-------- Task input
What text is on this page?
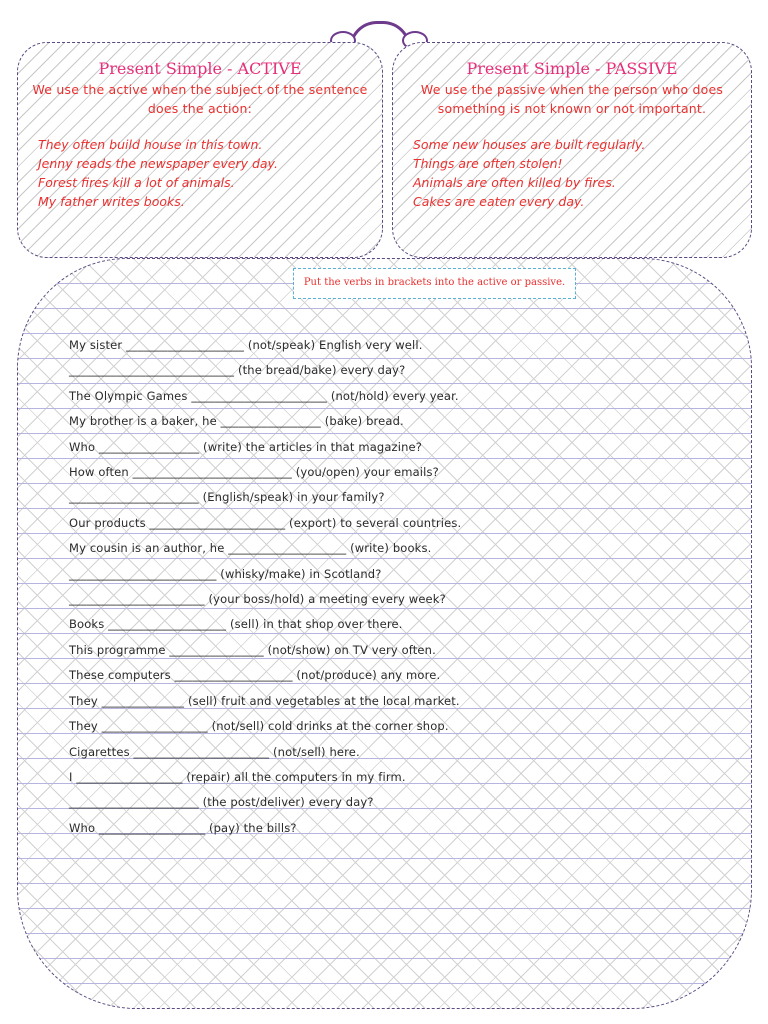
Present Simple - ACTIVE
We use the active when the subject of the sentence does the action:
They often build house in this town.
Jenny reads the newspaper every day.
Forest fires kill a lot of animals.
My father writes books.
Present Simple - PASSIVE
We use the passive when the person who does something is not known or not important.
Some new houses are built regularly.
Things are often stolen!
Animals are often killed by fires.
Cakes are eaten every day.
Put the verbs in brackets into the active or passive.
My sister ____________________ (not/speak) English very well.
____________________________ (the bread/bake) every day?
The Olympic Games _______________________ (not/hold) every year.
My brother is a baker, he _________________ (bake) bread.
Who _________________ (write) the articles in that magazine?
How often ___________________________ (you/open) your emails?
______________________ (English/speak) in your family?
Our products _______________________ (export) to several countries.
My cousin is an author, he ____________________ (write) books.
_________________________ (whisky/make) in Scotland?
_______________________ (your boss/hold) a meeting every week?
Books ____________________ (sell) in that shop over there.
This programme ________________ (not/show) on TV very often.
These computers ____________________ (not/produce) any more.
They ______________ (sell) fruit and vegetables at the local market.
They __________________ (not/sell) cold drinks at the corner shop.
Cigarettes _______________________ (not/sell) here.
I __________________ (repair) all the computers in my firm.
______________________ (the post/deliver) every day?
Who __________________ (pay) the bills?
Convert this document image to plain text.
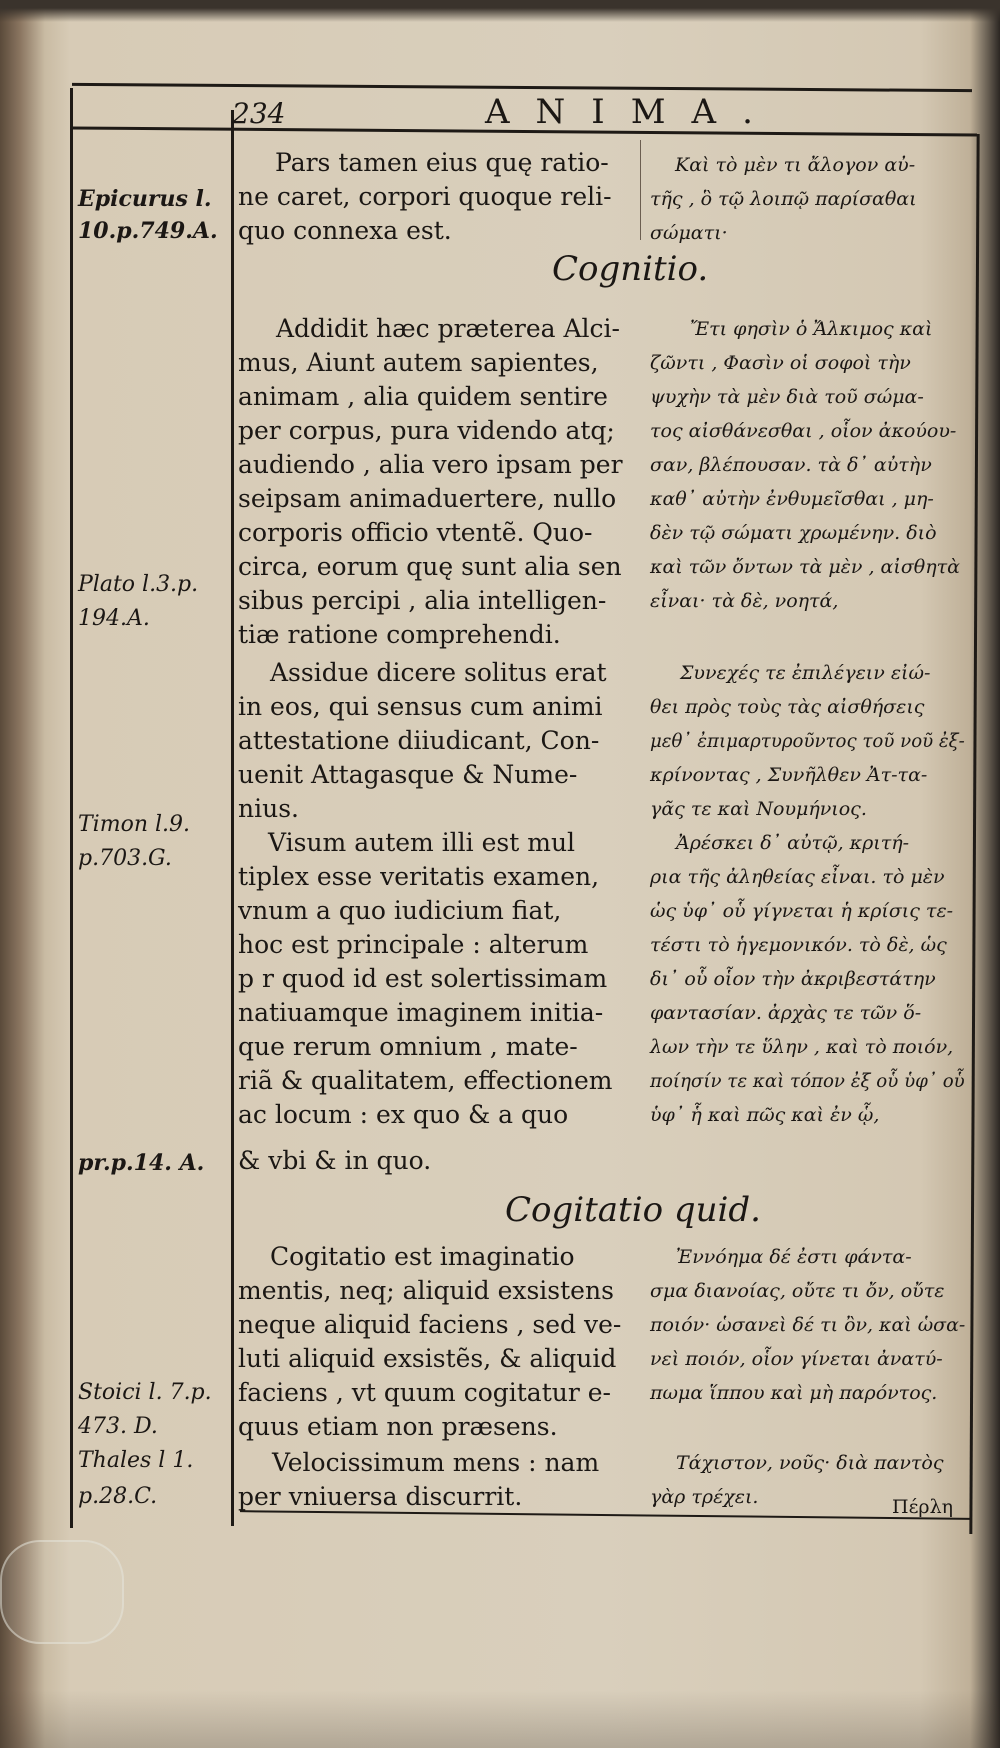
234	ANIMA.
Epicurus l.
10.p.749.A.
Plato l.3.p.
194.A.
Timon l.9.
p.703.G.
pr.p.14. A.
Stoici l. 7.p.
473. D.
Thales l 1.
p.28.C.
Cognitio.
Cogitatio quid.
Pars tamen eius quę ratio-
ne caret, corpori quoque reli-
quo connexa est.
Addidit hæc præterea Alci-
mus, Aiunt autem sapientes,
animam , alia quidem sentire
per corpus, pura videndo atq;
audiendo , alia vero ipsam per
seipsam animaduertere, nullo
corporis officio vtentẽ. Quo-
circa, eorum quę sunt alia sen
sibus percipi , alia intelligen-
tiæ ratione comprehendi.
Assidue dicere solitus erat
in eos, qui sensus cum animi
attestatione diiudicant, Con-
uenit Attagasque & Nume-
nius.
Visum autem illi est mul
tiplex esse veritatis examen,
vnum a quo iudicium fiat,
hoc est principale : alterum
p r quod id est solertissimam
natiuamque imaginem initia-
que rerum omnium , mate-
riã & qualitatem, effectionem
ac locum : ex quo & a quo
& vbi & in quo.
Cogitatio est imaginatio
mentis, neq; aliquid exsistens
neque aliquid faciens , sed ve-
luti aliquid exsistẽs, & aliquid
faciens , vt quum cogitatur e-
quus etiam non præsens.
Velocissimum mens : nam
per vniuersa discurrit.
Καὶ τὸ μὲν τι ἄλογον αὐ-
τῆς , ὃ τῷ λοιπῷ παρίσαθαι
σώματι·
Ἔτι φησὶν ὁ Ἄλκιμος καὶ
ζῶντι , Φασὶν οἱ σοφοὶ τὴν
ψυχὴν τὰ μὲν διὰ τοῦ σώμα-
τος αἰσθάνεσθαι , οἷον ἀκούου-
σαν, βλέπουσαν. τὰ δ᾽ αὐτὴν
καθ᾽ αὐτὴν ἐνθυμεῖσθαι , μη-
δὲν τῷ σώματι χρωμένην. διὸ
καὶ τῶν ὄντων τὰ μὲν , αἰσθητὰ
εἶναι· τὰ δὲ, νοητά,
Συνεχές τε ἐπιλέγειν εἰώ-
θει πρὸς τοὺς τὰς αἰσθήσεις
μεθ᾽ ἐπιμαρτυροῦντος τοῦ νοῦ ἐξ-
κρίνοντας , Συνῆλθεν Ἀτ-τα-
γᾶς τε καὶ Νουμήνιος.
Ἀρέσκει δ᾽ αὐτῷ, κριτή-
ρια τῆς ἀληθείας εἶναι. τὸ μὲν
ὡς ὑφ᾽ οὗ γίγνεται ἡ κρίσις τε-
τέστι τὸ ἡγεμονικόν. τὸ δὲ, ὡς
δι᾽ οὗ οἷον τὴν ἀκριβεστάτην
φαντασίαν. ἀρχὰς τε τῶν ὅ-
λων τὴν τε ὕλην , καὶ τὸ ποιόν,
ποίησίν τε καὶ τόπον ἐξ οὗ ὑφ᾽ οὗ
ὑφ᾽ ἧ καὶ πῶς καὶ ἐν ᾧ,
Ἐννόημα δέ ἐστι φάντα-
σμα διανοίας, οὔτε τι ὄν, οὔτε
ποιόν· ὡσανεὶ δέ τι ὂν, καὶ ὡσα-
νεὶ ποιόν, οἷον γίνεται ἀνατύ-
πωμα ἵππου καὶ μὴ παρόντος.
Τάχιστον, νοῦς· διὰ παντὸς
γὰρ τρέχει.	Πέρλη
----------------
» Challenge: Retype every entry verbatim and exclude the pictures from the copy.

» Correct response:
What text is on this page?
Present Simple - ACTIVE
We use the active when the subject of the sentence does the action:
They often build house in this town.
Jenny reads the newspaper every day.
Forest fires kill a lot of animals.
My father writes books.
Present Simple - PASSIVE
We use the passive when the person who does something is not known or not important.
Some new houses are built regularly.
Things are often stolen!
Animals are often killed by fires.
Cakes are eaten every day.
Put the verbs in brackets into the active or passive.
My sister ____________________ (not/speak) English very well.
____________________________ (the bread/bake) every day?
The Olympic Games _______________________ (not/hold) every year.
My brother is a baker, he _________________ (bake) bread.
Who _________________ (write) the articles in that magazine?
How often ___________________________ (you/open) your emails?
______________________ (English/speak) in your family?
Our products _______________________ (export) to several countries.
My cousin is an author, he ____________________ (write) books.
_________________________ (whisky/make) in Scotland?
_______________________ (your boss/hold) a meeting every week?
Books ____________________ (sell) in that shop over there.
This programme ________________ (not/show) on TV very often.
These computers ____________________ (not/produce) any more.
They ______________ (sell) fruit and vegetables at the local market.
They __________________ (not/sell) cold drinks at the corner shop.
Cigarettes _______________________ (not/sell) here.
I __________________ (repair) all the computers in my firm.
______________________ (the post/deliver) every day?
Who __________________ (pay) the bills?
Convert this document image to plain text.
234	ANIMA.
Epicurus l.
10.p.749.A.
Plato l.3.p.
194.A.
Timon l.9.
p.703.G.
pr.p.14. A.
Stoici l. 7.p.
473. D.
Thales l 1.
p.28.C.
Cognitio.
Cogitatio quid.
Pars tamen eius quę ratio-
ne caret, corpori quoque reli-
quo connexa est.
Addidit hæc præterea Alci-
mus, Aiunt autem sapientes,
animam , alia quidem sentire
per corpus, pura videndo atq;
audiendo , alia vero ipsam per
seipsam animaduertere, nullo
corporis officio vtentẽ. Quo-
circa, eorum quę sunt alia sen
sibus percipi , alia intelligen-
tiæ ratione comprehendi.
Assidue dicere solitus erat
in eos, qui sensus cum animi
attestatione diiudicant, Con-
uenit Attagasque & Nume-
nius.
Visum autem illi est mul
tiplex esse veritatis examen,
vnum a quo iudicium fiat,
hoc est principale : alterum
p r quod id est solertissimam
natiuamque imaginem initia-
que rerum omnium , mate-
riã & qualitatem, effectionem
ac locum : ex quo & a quo
& vbi & in quo.
Cogitatio est imaginatio
mentis, neq; aliquid exsistens
neque aliquid faciens , sed ve-
luti aliquid exsistẽs, & aliquid
faciens , vt quum cogitatur e-
quus etiam non præsens.
Velocissimum mens : nam
per vniuersa discurrit.
Καὶ τὸ μὲν τι ἄλογον αὐ-
τῆς , ὃ τῷ λοιπῷ παρίσαθαι
σώματι·
Ἔτι φησὶν ὁ Ἄλκιμος καὶ
ζῶντι , Φασὶν οἱ σοφοὶ τὴν
ψυχὴν τὰ μὲν διὰ τοῦ σώμα-
τος αἰσθάνεσθαι , οἷον ἀκούου-
σαν, βλέπουσαν. τὰ δ᾽ αὐτὴν
καθ᾽ αὐτὴν ἐνθυμεῖσθαι , μη-
δὲν τῷ σώματι χρωμένην. διὸ
καὶ τῶν ὄντων τὰ μὲν , αἰσθητὰ
εἶναι· τὰ δὲ, νοητά,
Συνεχές τε ἐπιλέγειν εἰώ-
θει πρὸς τοὺς τὰς αἰσθήσεις
μεθ᾽ ἐπιμαρτυροῦντος τοῦ νοῦ ἐξ-
κρίνοντας , Συνῆλθεν Ἀτ-τα-
γᾶς τε καὶ Νουμήνιος.
Ἀρέσκει δ᾽ αὐτῷ, κριτή-
ρια τῆς ἀληθείας εἶναι. τὸ μὲν
ὡς ὑφ᾽ οὗ γίγνεται ἡ κρίσις τε-
τέστι τὸ ἡγεμονικόν. τὸ δὲ, ὡς
δι᾽ οὗ οἷον τὴν ἀκριβεστάτην
φαντασίαν. ἀρχὰς τε τῶν ὅ-
λων τὴν τε ὕλην , καὶ τὸ ποιόν,
ποίησίν τε καὶ τόπον ἐξ οὗ ὑφ᾽ οὗ
ὑφ᾽ ἧ καὶ πῶς καὶ ἐν ᾧ,
Ἐννόημα δέ ἐστι φάντα-
σμα διανοίας, οὔτε τι ὄν, οὔτε
ποιόν· ὡσανεὶ δέ τι ὂν, καὶ ὡσα-
νεὶ ποιόν, οἷον γίνεται ἀνατύ-
πωμα ἵππου καὶ μὴ παρόντος.
Τάχιστον, νοῦς· διὰ παντὸς
γὰρ τρέχει.	Πέρλη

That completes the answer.